EXERCISE INSTRUCTIONS - Of the lines in the listing, how many include the string "columns"? Write the number and nothing else.
☆ ☆ ☆ ☆ ☆
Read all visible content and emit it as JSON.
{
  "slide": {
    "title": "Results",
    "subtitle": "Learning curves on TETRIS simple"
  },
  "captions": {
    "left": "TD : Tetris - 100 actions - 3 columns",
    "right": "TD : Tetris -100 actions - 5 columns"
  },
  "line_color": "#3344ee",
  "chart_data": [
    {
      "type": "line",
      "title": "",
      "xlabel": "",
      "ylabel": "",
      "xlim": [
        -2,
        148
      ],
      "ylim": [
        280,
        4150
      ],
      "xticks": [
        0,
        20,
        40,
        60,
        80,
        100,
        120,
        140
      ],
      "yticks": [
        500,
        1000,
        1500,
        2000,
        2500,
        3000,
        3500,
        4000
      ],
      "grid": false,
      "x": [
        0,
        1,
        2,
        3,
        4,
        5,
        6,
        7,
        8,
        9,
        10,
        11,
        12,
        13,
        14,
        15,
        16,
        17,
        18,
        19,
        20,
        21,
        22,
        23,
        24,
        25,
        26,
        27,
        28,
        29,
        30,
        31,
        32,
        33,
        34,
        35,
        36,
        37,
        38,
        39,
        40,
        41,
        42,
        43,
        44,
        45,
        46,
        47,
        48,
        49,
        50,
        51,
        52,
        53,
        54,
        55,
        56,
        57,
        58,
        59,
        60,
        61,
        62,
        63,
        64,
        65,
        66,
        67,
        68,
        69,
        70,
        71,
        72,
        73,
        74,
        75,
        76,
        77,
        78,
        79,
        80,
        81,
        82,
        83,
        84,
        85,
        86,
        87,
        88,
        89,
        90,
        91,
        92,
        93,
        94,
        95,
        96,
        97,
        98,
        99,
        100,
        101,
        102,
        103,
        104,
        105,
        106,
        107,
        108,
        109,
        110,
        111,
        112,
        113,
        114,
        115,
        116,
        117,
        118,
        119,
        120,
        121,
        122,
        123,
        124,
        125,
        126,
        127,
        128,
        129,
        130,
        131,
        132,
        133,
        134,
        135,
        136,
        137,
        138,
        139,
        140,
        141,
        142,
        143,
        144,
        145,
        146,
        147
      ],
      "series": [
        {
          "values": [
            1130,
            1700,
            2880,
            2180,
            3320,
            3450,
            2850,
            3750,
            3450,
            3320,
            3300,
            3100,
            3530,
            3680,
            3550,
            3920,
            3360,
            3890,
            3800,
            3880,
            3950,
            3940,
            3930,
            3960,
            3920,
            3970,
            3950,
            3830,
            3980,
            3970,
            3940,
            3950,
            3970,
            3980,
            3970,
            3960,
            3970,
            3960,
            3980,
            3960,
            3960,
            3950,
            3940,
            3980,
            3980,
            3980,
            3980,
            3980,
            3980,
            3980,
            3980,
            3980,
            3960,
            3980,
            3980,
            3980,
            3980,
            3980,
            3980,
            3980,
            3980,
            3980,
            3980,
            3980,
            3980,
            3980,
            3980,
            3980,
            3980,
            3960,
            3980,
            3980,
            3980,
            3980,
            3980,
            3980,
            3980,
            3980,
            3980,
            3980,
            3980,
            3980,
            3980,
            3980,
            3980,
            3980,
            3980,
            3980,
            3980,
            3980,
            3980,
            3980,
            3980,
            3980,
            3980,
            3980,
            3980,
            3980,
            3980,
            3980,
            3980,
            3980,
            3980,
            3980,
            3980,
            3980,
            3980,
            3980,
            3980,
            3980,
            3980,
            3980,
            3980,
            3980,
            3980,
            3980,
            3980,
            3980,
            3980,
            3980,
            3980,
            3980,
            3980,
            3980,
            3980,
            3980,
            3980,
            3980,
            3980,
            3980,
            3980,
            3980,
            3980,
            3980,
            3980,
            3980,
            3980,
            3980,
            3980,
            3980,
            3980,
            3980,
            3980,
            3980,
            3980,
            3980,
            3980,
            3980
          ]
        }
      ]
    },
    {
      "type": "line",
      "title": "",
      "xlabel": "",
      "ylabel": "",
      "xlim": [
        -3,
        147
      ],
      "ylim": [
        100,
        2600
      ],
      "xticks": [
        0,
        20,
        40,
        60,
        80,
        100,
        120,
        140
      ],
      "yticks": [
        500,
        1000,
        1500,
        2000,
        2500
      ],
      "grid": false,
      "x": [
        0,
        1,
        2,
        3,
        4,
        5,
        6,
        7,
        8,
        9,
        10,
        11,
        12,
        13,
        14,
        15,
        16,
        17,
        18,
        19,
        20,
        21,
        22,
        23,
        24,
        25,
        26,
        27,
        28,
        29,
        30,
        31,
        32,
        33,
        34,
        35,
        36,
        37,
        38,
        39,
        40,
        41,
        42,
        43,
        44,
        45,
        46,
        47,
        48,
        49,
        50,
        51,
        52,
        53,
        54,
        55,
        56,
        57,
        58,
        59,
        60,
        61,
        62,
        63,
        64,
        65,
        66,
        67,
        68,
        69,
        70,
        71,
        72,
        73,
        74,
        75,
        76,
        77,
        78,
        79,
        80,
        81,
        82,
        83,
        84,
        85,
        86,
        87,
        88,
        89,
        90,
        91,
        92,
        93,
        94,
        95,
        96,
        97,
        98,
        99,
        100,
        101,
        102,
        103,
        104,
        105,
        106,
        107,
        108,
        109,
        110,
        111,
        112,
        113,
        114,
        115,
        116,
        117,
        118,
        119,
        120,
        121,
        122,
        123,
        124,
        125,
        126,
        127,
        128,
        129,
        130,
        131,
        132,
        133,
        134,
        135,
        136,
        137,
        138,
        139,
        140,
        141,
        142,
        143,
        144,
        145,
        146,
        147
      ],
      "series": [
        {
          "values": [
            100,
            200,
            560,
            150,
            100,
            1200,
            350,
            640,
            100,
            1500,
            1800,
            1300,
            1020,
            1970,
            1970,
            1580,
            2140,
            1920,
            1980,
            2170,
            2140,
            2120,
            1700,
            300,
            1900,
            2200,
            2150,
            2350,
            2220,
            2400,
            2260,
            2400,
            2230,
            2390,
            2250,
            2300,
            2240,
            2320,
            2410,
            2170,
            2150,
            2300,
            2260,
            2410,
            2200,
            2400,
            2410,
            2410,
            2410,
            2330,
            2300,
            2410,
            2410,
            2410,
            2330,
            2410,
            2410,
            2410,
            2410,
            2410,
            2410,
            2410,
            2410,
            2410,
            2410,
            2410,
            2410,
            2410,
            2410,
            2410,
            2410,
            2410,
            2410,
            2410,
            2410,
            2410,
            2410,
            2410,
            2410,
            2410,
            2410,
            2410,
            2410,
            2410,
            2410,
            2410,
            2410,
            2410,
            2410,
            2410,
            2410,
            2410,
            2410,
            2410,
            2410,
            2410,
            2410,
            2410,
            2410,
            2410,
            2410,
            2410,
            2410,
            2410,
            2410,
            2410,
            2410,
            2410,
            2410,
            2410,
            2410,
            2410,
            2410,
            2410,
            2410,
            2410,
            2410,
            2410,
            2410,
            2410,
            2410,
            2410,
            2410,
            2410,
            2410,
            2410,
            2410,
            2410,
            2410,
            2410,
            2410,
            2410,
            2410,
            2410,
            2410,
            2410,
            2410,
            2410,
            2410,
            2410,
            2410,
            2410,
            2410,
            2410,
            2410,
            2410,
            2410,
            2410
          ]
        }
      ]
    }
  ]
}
☆ ☆ ☆ ☆ ☆
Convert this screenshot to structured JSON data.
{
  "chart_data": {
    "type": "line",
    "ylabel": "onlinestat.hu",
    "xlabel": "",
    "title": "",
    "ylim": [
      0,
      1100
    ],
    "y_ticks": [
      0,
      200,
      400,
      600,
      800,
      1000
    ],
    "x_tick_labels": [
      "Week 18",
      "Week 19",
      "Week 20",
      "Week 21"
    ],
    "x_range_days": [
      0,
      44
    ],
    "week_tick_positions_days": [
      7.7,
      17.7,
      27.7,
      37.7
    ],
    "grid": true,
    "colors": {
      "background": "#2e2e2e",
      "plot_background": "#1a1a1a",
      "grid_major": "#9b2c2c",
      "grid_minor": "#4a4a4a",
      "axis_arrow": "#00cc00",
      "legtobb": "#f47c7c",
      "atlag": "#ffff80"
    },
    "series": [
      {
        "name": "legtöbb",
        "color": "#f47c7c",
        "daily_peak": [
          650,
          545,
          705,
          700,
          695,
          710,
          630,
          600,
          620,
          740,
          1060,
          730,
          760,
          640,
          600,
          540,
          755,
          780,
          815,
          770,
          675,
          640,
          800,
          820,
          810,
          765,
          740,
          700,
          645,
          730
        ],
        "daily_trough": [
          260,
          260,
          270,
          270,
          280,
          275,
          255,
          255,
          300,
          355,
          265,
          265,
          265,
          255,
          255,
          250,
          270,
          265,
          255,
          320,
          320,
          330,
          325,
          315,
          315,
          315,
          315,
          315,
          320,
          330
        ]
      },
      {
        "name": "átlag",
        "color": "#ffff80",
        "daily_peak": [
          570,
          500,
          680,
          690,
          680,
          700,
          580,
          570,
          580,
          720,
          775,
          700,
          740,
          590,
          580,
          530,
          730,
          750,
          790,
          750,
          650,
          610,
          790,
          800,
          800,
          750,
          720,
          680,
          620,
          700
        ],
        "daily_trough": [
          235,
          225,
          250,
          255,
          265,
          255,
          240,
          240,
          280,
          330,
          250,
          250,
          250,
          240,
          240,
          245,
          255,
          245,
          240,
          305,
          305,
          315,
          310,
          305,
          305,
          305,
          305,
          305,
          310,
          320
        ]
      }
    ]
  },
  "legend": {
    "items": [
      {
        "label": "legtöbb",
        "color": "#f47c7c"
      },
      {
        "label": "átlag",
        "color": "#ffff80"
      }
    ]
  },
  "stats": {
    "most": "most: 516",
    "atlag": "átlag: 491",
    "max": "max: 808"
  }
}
☆ ☆ ☆ ☆ ☆
RESULT OF THIS EXERCISE - 2